#### EXERCISE BRIEF
Locate the lines of the listing below that hold "desired", then copy each of them.

====

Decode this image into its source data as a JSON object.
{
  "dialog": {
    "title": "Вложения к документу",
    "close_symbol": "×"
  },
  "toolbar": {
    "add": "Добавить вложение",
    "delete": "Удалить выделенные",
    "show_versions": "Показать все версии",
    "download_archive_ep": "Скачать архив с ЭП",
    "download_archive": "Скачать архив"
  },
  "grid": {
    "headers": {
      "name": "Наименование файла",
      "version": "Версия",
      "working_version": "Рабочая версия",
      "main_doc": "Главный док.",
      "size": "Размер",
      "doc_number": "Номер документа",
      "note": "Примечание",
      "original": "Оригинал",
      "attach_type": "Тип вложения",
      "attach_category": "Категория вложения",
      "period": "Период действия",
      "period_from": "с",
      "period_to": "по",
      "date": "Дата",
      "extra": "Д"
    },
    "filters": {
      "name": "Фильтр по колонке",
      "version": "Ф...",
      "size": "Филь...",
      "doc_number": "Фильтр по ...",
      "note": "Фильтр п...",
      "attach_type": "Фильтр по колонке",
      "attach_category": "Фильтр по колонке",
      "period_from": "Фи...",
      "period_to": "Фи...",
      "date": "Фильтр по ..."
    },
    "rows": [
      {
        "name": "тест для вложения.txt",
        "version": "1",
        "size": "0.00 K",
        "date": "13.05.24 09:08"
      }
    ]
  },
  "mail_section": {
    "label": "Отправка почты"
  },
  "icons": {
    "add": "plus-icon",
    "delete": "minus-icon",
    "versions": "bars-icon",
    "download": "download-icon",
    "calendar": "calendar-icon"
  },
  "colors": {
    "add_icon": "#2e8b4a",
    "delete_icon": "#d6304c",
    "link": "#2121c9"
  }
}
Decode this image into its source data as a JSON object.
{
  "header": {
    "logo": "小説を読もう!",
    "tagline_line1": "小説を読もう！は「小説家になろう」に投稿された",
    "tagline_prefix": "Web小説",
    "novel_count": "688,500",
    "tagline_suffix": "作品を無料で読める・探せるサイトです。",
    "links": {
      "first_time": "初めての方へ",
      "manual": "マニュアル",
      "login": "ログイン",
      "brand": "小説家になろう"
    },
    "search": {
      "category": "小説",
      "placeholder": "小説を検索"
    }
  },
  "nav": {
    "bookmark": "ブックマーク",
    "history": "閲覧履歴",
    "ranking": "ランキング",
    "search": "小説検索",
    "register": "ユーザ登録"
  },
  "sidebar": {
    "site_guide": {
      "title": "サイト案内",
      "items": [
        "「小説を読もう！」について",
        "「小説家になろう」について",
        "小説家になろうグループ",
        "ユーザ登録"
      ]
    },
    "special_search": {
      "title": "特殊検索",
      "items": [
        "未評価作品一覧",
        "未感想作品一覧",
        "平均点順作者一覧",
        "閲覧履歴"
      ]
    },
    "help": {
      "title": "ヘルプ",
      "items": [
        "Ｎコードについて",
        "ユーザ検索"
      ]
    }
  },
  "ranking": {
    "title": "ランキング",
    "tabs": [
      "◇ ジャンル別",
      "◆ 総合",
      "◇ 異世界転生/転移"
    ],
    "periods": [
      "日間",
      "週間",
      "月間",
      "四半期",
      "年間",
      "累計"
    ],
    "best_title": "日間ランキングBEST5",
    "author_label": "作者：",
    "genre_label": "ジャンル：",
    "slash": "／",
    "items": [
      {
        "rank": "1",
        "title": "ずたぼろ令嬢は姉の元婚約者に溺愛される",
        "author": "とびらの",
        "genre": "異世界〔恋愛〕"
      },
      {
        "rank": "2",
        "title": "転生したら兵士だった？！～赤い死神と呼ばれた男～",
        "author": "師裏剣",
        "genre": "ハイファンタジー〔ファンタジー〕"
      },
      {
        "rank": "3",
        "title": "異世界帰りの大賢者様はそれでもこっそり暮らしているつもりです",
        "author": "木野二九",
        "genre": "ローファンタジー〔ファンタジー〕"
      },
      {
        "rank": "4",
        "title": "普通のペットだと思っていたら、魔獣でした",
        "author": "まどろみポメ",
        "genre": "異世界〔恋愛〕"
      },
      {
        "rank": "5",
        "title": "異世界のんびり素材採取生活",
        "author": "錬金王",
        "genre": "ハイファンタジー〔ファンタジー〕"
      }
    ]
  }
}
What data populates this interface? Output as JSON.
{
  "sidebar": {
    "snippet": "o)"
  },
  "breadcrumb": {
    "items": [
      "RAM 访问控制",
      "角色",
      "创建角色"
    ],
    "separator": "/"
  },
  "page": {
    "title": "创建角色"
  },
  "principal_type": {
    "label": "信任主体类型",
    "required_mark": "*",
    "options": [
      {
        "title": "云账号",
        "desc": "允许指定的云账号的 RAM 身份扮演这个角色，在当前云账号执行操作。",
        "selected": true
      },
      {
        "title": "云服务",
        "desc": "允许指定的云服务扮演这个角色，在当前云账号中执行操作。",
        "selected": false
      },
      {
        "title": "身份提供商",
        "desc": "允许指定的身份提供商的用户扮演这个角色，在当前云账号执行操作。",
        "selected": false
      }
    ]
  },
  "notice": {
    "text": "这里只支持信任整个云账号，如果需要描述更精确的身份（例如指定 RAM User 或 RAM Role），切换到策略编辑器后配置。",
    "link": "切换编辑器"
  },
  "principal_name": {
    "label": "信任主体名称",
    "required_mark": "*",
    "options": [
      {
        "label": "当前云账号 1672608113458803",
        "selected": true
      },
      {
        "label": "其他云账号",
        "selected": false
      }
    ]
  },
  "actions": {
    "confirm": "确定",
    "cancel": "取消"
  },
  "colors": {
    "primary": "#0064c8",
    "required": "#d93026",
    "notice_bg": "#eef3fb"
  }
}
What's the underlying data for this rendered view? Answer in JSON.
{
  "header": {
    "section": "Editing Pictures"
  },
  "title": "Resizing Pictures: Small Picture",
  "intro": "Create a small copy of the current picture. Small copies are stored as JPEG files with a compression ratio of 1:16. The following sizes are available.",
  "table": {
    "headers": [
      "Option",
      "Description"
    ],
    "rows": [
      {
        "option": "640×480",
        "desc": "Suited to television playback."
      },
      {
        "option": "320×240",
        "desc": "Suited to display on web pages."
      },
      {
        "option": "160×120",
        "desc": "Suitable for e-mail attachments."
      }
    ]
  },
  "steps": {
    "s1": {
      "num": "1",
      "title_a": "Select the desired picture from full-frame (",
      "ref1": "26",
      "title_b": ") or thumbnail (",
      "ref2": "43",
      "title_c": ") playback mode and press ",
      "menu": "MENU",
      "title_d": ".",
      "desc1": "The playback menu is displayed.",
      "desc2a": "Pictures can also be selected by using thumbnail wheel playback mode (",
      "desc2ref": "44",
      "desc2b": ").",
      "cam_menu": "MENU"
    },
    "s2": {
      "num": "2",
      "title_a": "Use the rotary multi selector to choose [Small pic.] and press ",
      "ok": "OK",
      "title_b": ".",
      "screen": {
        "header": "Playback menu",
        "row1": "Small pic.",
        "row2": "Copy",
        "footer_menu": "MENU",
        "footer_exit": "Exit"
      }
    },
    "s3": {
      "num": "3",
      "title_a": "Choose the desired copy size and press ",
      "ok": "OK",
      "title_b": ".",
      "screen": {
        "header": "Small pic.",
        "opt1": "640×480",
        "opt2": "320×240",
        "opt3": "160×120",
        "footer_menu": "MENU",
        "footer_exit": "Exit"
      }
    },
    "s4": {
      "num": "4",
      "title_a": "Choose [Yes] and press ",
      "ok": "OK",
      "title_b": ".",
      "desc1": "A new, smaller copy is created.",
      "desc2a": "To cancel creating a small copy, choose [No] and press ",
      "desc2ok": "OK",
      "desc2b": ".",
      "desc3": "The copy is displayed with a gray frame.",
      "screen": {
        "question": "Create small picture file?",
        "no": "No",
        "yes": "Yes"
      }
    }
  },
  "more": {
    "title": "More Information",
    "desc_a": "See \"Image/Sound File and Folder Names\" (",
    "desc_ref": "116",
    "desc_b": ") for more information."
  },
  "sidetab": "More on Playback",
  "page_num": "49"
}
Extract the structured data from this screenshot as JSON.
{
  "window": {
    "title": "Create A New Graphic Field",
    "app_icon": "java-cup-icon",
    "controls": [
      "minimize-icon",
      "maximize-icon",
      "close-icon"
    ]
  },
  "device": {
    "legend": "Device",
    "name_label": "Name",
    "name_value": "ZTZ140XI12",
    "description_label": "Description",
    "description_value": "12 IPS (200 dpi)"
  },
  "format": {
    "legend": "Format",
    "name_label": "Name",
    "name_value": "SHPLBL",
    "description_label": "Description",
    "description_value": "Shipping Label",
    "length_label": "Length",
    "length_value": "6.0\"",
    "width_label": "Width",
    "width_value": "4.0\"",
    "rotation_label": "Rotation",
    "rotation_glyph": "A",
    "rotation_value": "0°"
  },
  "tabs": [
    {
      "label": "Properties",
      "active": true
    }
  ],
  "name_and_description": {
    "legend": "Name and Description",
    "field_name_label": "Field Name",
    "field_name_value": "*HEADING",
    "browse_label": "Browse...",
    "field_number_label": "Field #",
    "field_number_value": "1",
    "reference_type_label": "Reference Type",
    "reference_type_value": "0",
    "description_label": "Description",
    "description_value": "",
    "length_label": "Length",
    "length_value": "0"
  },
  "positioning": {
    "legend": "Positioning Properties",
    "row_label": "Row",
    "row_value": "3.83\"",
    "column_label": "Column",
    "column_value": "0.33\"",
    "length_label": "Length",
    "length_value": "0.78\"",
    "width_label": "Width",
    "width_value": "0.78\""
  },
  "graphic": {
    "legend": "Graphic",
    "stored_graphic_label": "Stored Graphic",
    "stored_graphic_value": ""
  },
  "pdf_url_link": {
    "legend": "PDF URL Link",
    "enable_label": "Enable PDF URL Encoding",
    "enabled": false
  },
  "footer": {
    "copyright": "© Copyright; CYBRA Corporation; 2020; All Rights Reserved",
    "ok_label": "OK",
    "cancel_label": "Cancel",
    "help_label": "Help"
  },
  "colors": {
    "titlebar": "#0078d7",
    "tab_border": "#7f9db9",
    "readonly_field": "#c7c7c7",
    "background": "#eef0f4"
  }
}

====

#### ANSWER
      "title_a": "Select the desired picture from full-frame (",
      "title_a": "Choose the desired copy size and press ",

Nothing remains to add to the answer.